-------- RECORDS FOR THIS TASK

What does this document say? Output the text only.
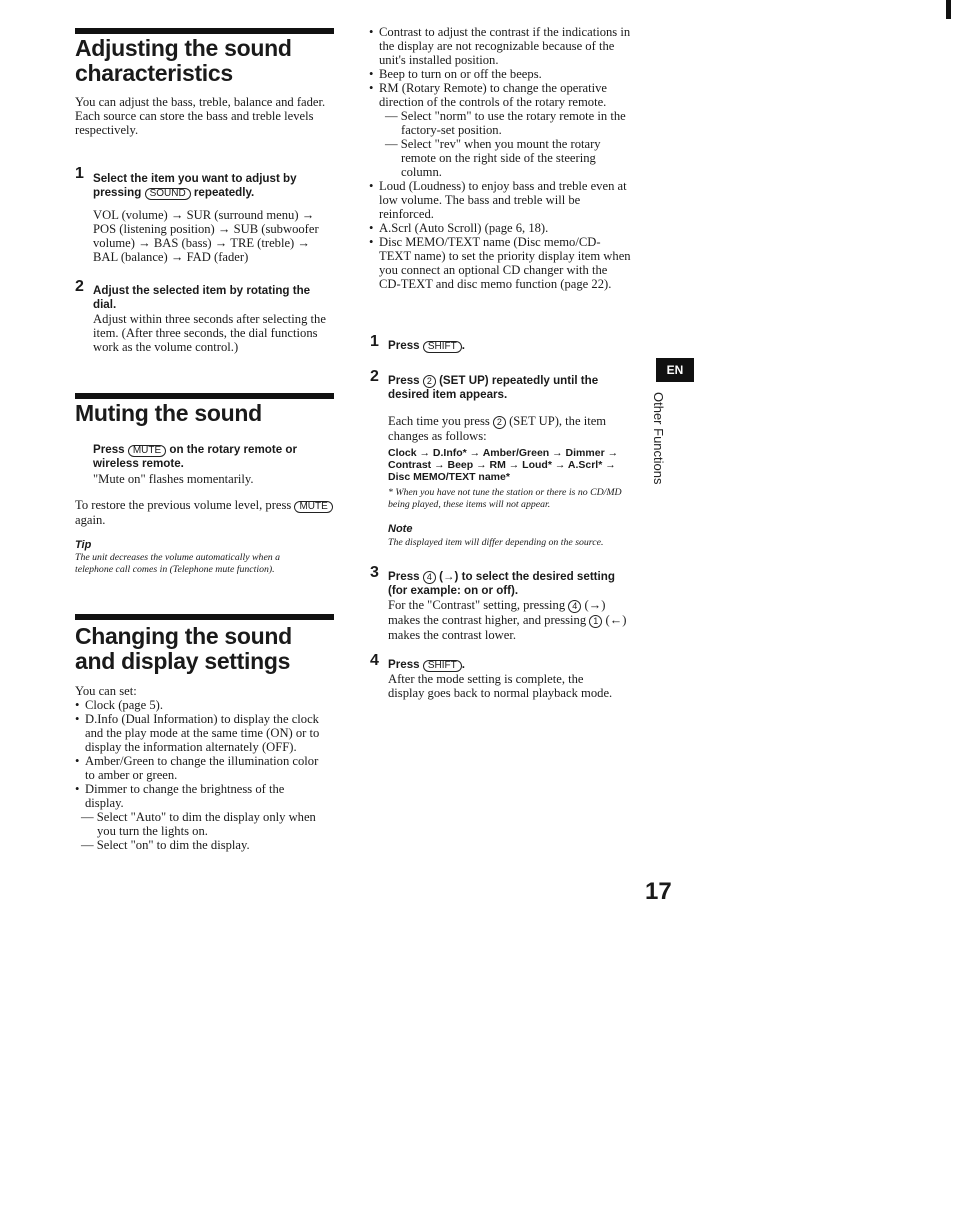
Adjusting the sound characteristics

You can adjust the bass, treble, balance and fader.

Each source can store the bass and treble levels respectively.

1 Select the item you want to adjust by pressing SOUND repeatedly.
VOL (volume) → SUR (surround menu) → POS (listening position) → SUB (subwoofer volume) → BAS (bass) → TRE (treble) → BAL (balance) → FAD (fader)
2 Adjust the selected item by rotating the dial.
Adjust within three seconds after selecting the item. (After three seconds, the dial functions work as the volume control.)
Muting the sound
Press MUTE on the rotary remote or wireless remote.
"Mute on" flashes momentarily.
To restore the previous volume level, press MUTE again.
Tip
The unit decreases the volume automatically when a telephone call comes in (Telephone mute function).
Changing the sound and display settings

You can set:

• Clock (page 5).
• D.Info (Dual Information) to display the clock and the play mode at the same time (ON) or to display the information alternately (OFF).
• Amber/Green to change the illumination color to amber or green.
• Dimmer to change the brightness of the display.

— Select "Auto" to dim the display only when you turn the lights on.

— Select "on" to dim the display.

• Contrast to adjust the contrast if the indications in the display are not recognizable because of the unit's installed position.
• Beep to turn on or off the beeps.
• RM (Rotary Remote) to change the operative direction of the controls of the rotary remote.

— Select "norm" to use the rotary remote in the factory-set position.

— Select "rev" when you mount the rotary remote on the right side of the steering column.

• Loud (Loudness) to enjoy bass and treble even at low volume. The bass and treble will be reinforced.
• A.Scrl (Auto Scroll) (page 6, 18).
• Disc MEMO/TEXT name (Disc memo/CD-TEXT name) to set the priority display item when you connect an optional CD changer with the CD-TEXT and disc memo function (page 22).
1 Press SHIFT .
2 Press 2 (SET UP) repeatedly until the desired item appears.
Each time you press 2 (SET UP), the item changes as follows:
Clock → D.Info* → Amber/Green → Dimmer → Contrast → Beep → RM → Loud* → A.Scrl* → Disc MEMO/TEXT name*
* When you have not tune the station or there is no CD/MD being played, these items will not appear.
Note
The displayed item will differ depending on the source.
3 Press 4 (→) to select the desired setting (for example: on or off).
For the "Contrast" setting, pressing 4 (→) makes the contrast higher, and pressing 1 (←) makes the contrast lower.
4 Press SHIFT .
After the mode setting is complete, the display goes back to normal playback mode.
EN
Other Functions
17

----------------

_DO THIS_: Find the lines containing "page" and list every one of them.

_RESULT_:
• Clock (page 5).
• A.Scrl (Auto Scroll) (page 6, 18).
• Disc MEMO/TEXT name (Disc memo/CD-TEXT name) to set the priority display item when you connect an optional CD changer with the CD-TEXT and disc memo function (page 22).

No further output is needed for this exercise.